**WRITTEN TASK**
In the material below, find every line with "document" and pull it out.

□ □ □ □ □ □ □

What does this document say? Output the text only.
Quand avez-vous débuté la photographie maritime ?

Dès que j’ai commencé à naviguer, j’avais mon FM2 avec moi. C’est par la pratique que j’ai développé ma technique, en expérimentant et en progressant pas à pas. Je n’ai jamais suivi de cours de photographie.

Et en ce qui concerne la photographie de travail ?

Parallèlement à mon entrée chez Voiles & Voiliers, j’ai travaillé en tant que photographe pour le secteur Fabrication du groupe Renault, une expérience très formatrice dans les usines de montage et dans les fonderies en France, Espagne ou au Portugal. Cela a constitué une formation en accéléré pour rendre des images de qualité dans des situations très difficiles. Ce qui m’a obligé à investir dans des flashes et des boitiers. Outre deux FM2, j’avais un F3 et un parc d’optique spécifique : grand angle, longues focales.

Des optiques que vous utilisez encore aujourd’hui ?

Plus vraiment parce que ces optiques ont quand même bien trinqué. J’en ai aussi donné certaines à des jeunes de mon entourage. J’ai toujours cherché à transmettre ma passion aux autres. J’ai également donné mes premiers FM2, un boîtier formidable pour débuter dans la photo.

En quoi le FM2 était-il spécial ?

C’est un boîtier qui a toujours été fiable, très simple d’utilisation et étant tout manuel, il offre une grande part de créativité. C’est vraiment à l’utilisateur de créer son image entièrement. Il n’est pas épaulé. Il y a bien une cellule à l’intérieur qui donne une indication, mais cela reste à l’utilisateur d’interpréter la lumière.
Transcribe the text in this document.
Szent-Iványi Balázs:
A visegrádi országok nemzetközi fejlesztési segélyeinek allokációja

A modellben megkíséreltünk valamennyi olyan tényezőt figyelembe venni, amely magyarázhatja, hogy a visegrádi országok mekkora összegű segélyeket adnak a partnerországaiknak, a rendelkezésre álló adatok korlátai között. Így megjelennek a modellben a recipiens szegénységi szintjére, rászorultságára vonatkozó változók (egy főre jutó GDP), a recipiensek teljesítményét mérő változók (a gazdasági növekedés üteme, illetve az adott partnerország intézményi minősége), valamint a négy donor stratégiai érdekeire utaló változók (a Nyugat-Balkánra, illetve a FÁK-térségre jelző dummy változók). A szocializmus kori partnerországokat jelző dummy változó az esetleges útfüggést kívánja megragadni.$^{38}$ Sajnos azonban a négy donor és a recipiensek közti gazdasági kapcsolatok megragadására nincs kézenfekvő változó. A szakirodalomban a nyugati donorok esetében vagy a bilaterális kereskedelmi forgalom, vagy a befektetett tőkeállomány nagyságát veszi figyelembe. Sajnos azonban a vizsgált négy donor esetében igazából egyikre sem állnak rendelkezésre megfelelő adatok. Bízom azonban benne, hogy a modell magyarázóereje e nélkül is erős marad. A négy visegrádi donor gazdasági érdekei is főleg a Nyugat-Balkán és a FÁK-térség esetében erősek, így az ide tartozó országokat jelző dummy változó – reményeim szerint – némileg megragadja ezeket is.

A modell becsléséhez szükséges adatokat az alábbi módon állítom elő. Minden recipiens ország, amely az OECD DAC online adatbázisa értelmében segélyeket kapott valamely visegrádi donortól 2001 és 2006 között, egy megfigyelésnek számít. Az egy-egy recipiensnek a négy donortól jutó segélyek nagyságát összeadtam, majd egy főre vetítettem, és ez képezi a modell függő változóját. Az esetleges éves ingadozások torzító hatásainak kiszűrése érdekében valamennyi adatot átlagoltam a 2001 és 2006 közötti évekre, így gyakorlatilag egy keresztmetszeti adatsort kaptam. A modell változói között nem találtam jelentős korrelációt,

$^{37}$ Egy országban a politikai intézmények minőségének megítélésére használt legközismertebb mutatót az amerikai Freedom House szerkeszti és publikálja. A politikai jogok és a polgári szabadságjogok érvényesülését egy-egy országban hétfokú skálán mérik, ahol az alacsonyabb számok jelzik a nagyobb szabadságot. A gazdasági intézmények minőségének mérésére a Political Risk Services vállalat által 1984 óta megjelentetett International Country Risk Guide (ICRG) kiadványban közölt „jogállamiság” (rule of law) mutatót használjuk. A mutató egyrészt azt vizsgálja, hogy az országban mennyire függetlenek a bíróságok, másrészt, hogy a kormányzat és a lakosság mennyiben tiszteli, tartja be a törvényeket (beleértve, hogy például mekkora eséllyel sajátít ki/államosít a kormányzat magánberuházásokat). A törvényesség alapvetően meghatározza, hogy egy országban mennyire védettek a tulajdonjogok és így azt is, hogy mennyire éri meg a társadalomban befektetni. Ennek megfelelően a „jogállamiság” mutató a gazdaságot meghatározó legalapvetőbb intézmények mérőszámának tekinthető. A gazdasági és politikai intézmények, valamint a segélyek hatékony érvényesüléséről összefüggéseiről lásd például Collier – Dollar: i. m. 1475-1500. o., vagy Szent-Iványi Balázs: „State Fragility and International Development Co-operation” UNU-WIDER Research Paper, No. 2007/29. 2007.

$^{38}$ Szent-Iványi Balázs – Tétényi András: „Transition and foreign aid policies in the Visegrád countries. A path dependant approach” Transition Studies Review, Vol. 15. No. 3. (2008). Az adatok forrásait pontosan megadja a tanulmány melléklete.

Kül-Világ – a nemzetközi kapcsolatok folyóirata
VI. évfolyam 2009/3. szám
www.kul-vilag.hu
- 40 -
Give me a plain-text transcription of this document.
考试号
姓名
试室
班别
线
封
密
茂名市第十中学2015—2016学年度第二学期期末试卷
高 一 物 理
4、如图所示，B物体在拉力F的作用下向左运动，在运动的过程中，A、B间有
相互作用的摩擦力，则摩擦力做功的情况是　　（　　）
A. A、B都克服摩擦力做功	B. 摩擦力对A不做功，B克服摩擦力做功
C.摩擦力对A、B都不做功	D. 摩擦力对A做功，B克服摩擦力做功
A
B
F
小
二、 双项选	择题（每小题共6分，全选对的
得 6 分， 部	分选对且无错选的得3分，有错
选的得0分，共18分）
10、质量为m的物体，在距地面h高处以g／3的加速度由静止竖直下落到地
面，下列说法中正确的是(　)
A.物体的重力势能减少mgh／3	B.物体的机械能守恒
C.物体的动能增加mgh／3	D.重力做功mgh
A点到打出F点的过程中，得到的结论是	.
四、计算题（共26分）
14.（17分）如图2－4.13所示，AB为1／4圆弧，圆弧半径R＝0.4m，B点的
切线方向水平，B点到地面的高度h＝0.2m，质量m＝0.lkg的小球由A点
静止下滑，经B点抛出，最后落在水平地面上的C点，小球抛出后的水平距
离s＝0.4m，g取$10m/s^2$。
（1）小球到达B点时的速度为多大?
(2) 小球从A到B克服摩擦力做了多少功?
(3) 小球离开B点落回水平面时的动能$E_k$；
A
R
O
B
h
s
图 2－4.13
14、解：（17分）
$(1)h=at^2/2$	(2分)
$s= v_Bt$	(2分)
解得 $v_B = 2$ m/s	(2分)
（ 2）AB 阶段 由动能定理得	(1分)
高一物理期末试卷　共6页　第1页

□ □ □ □ □ □ □

**RIGHT ANSWER**
What does this document say? Output the text only.
Transcribe the text in this document.
Give me a plain-text transcription of this document.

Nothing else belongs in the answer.